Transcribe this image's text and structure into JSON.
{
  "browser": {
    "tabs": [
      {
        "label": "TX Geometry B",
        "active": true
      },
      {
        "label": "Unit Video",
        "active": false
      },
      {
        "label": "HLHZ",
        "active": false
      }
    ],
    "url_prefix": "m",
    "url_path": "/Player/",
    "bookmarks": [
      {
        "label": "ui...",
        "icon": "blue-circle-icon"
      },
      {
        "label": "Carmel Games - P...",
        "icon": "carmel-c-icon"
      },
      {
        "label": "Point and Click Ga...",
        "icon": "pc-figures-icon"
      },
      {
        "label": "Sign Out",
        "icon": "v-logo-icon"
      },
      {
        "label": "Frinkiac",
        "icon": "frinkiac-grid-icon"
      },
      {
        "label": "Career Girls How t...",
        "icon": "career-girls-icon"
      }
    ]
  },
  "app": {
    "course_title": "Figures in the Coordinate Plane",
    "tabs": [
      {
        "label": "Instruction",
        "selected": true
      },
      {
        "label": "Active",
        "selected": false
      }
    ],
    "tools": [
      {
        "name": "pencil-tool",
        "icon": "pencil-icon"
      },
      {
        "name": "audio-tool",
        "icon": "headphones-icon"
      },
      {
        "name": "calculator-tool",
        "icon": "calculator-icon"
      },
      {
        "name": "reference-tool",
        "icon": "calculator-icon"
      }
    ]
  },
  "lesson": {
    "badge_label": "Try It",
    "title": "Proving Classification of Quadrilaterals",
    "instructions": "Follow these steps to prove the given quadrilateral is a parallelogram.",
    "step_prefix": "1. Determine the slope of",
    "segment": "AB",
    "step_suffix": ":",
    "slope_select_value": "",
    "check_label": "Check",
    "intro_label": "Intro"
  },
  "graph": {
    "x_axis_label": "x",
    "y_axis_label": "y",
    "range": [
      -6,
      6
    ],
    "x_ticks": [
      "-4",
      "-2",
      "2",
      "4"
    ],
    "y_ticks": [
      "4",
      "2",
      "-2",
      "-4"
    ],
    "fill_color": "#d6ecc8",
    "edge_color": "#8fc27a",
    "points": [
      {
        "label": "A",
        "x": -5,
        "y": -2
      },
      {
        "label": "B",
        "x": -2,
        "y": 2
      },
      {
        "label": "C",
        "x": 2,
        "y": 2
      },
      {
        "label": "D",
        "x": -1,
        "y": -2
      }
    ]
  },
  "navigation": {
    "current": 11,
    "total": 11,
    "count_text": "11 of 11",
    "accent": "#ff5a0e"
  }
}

★ ★ ★ ★

* Written task: Give the count of lines that hold the word "name", with nothing added.

* Correct output: 4